$$\alpha, \beta$$ are roots of $$x^2+x-1=0$$

$$\begin{aligned} & \therefore \alpha+\beta=-1 \Rightarrow 1+\alpha+\beta=0 \\ & M=\left[\begin{array}{lll} \mathrm{a}_{11} & \mathrm{a}_{12} & \mathrm{a}_{13} \\ \mathrm{a}_{21} & \mathrm{a}_{22} & \mathrm{a}_{23} \\ \mathrm{a}_{31} & \mathrm{a}_{32} & \mathrm{a}_{33} \end{array}\right] \end{aligned}$$

(P) $$\quad M=\left[\begin{array}{lll}1 & \alpha & \beta \\ \alpha & \beta & 1 \\ \beta & 1 & \alpha\end{array}\right] \Rightarrow 3 ! \times 2=12$$

For one arrangement of row 1 we can arrange other two rows exactly in two ways and row 1 can be arranged in 3! ways

$$\therefore 3!\times 2=12 \text { ways }$$

(Q) $$\quad M=\left[\begin{array}{lll}x & a & b \\ a & y & c \\ b & c & z\end{array}\right] \Rightarrow$$ Consider one such arrangement with $$a=\alpha, b=\beta, c=1$$

a, b, c can be arranged in 3! ways and corresponding entries can be arranged in 1 way.

(R)

$$\begin{aligned} & {\left[\begin{array}{ccc} 0 & a & b \\ -a & 0 & c \\ -b & -c & 0 \end{array}\right]\left[\begin{array}{l} x \\ y \\ z \end{array}\right]=\left[\begin{array}{c} a \\ 0 \\ -c \end{array}\right]} \\ & a y+b z=a \\ & -a x+c z=0 \\ & -b x-c y=-c \end{aligned}$$

It is observed that $$\mathrm{D}=\mathrm{D}_{\mathrm{x}}=\mathrm{D}_{\mathrm{y}}=\mathrm{D}_{\mathrm{z}}=0$$

$$\therefore$$ infinite solution

(S)

**MATERIAL PROVIDED:**
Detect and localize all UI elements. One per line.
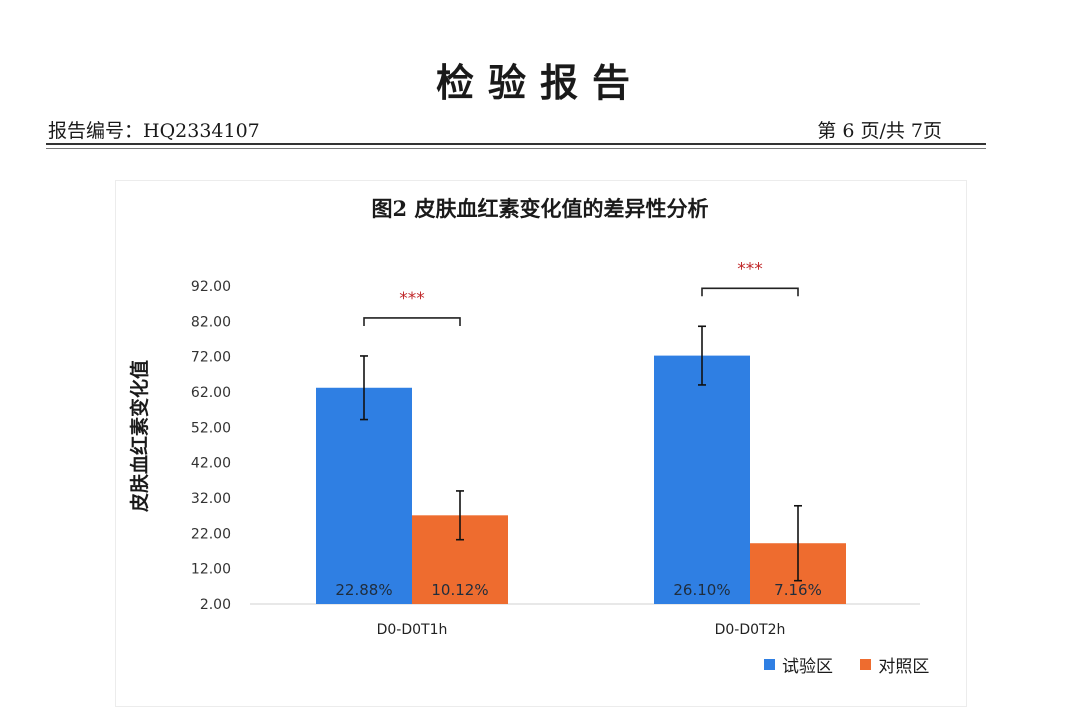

**REQUIREMENT 1:** In the matrix solution, how many ways can row 1 be arranged?
**REQUIREMENT 2:** Write out the part of the matrix solution between "For one arrangement" and "arranged in 1 way.", inclusive.
**REQUIREMENT 3:**
Say whether each statement agrees with the matrix solution, giving yes or no and quoting the words that decide it:
(a) For one arrangement of row 1, the other two rows can be arranged in exactly two ways.
(b) In part (Q), a, b, c can be arranged in 2 ways.
(c) Part (R) ends with a unique solution.

**WRITTEN RESPONSE 1:** 3! ways

**WRITTEN RESPONSE 2:**
For one arrangement of row 1 we can arrange other two rows exactly in two ways and row 1 can be arranged in 3! ways

$$\therefore 3!\times 2=12 \text { ways }$$

(Q) $$\quad M=\left[\begin{array}{lll}x & a & b \\ a & y & c \\ b & c & z\end{array}\right] \Rightarrow$$ Consider one such arrangement with $$a=\alpha, b=\beta, c=1$$

a, b, c can be arranged in 3! ways and corresponding entries can be arranged in 1 way.

**WRITTEN RESPONSE 3:**
(a) Yes: "For one arrangement of row 1 we can arrange other two rows exactly in two ways"
(b) No: "a, b, c can be arranged in 3! ways"
(c) No: "infinite solution"